» Your objective
Find every line in the records below that holds the word "JSON" and copy it.

» Stored data entries
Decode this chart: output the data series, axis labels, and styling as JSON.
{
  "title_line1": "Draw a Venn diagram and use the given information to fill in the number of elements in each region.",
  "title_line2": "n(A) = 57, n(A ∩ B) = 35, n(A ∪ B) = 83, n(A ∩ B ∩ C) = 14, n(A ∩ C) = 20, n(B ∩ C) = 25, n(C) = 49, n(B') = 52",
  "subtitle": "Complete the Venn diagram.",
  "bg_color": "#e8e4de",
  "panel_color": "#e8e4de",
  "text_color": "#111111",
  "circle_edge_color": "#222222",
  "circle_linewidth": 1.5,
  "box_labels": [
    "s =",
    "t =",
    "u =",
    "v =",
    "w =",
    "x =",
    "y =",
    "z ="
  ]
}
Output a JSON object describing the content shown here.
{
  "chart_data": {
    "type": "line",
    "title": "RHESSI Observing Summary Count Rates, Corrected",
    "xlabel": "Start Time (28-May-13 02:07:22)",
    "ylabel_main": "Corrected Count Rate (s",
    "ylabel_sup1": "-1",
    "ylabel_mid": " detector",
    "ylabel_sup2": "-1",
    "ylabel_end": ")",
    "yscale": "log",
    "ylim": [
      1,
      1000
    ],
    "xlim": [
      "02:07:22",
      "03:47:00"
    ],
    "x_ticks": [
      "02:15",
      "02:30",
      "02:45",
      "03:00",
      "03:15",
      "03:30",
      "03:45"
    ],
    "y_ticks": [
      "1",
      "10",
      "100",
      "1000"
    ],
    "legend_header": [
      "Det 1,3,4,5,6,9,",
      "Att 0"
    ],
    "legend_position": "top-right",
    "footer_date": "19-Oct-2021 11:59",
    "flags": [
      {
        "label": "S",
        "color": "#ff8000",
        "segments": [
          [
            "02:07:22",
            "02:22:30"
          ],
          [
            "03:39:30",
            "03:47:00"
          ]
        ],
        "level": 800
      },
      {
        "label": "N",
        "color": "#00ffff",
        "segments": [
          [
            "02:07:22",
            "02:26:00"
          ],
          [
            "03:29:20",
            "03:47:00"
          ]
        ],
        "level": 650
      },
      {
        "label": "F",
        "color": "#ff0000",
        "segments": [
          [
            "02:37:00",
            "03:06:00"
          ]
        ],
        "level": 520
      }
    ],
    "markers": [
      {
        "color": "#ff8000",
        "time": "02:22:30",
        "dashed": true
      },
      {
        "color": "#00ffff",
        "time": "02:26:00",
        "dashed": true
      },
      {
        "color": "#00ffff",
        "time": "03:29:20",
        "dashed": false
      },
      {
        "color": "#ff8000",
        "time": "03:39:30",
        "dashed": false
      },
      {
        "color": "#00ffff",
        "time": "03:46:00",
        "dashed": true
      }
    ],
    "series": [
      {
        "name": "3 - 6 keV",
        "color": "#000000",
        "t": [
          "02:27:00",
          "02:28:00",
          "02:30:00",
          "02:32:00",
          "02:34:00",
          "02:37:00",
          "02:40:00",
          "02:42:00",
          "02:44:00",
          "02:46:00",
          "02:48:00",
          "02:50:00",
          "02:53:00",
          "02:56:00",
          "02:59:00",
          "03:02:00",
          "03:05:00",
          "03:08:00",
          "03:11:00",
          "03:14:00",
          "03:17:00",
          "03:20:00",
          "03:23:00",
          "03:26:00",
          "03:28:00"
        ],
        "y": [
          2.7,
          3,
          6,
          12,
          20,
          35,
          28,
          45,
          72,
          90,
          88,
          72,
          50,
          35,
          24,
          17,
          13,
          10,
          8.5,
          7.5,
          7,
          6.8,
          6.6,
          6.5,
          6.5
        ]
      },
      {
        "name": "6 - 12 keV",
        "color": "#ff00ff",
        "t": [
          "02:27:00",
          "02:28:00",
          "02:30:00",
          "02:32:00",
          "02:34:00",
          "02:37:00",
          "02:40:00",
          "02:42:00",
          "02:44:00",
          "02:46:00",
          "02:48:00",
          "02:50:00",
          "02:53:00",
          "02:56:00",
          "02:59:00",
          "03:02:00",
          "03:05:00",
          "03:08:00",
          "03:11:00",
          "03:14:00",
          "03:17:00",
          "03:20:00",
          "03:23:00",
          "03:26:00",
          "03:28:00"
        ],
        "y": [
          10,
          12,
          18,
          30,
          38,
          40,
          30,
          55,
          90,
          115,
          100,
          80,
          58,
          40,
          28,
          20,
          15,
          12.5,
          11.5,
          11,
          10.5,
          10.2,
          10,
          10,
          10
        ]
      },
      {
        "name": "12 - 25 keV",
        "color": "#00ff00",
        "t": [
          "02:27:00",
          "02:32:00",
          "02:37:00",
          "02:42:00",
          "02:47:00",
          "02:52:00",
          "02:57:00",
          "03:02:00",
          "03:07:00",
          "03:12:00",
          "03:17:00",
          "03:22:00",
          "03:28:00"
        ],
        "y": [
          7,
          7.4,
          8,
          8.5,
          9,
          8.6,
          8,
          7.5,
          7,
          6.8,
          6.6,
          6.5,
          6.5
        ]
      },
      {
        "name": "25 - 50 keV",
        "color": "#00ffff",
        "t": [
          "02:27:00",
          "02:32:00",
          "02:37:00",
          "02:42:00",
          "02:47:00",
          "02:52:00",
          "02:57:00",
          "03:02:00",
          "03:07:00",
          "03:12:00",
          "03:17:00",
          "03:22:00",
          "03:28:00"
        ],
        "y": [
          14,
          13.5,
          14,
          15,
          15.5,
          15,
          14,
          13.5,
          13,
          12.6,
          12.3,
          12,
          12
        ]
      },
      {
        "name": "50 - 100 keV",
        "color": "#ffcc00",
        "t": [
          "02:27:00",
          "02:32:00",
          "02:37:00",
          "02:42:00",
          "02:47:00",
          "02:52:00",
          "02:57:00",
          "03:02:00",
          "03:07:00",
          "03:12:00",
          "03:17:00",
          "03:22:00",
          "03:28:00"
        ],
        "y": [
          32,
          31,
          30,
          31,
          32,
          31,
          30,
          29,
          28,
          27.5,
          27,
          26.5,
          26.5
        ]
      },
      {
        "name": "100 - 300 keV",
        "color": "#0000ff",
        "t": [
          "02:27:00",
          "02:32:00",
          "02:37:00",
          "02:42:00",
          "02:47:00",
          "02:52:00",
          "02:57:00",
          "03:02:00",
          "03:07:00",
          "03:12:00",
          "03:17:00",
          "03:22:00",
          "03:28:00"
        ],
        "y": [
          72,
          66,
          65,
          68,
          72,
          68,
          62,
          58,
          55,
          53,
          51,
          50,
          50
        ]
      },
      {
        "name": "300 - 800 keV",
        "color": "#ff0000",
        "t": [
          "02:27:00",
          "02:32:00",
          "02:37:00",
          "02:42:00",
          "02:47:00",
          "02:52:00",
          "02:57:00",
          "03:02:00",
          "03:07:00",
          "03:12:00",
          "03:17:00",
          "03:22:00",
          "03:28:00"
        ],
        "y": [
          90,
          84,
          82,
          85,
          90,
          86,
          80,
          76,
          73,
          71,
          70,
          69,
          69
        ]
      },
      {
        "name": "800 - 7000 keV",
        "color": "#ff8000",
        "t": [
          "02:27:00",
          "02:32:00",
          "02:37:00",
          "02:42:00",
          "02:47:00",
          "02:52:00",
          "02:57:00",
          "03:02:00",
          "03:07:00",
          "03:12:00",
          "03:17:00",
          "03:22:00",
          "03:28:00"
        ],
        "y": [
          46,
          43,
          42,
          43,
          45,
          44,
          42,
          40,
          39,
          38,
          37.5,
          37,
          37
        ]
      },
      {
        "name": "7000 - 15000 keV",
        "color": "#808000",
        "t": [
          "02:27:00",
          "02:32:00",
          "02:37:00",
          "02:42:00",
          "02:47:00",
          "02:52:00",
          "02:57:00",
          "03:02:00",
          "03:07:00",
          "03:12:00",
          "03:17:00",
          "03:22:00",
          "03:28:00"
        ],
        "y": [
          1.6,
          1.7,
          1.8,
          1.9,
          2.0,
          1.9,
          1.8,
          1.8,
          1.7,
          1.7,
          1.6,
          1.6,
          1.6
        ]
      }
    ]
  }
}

» Result of the task
Decode this chart: output the data series, axis labels, and styling as JSON.
Output a JSON object describing the content shown here.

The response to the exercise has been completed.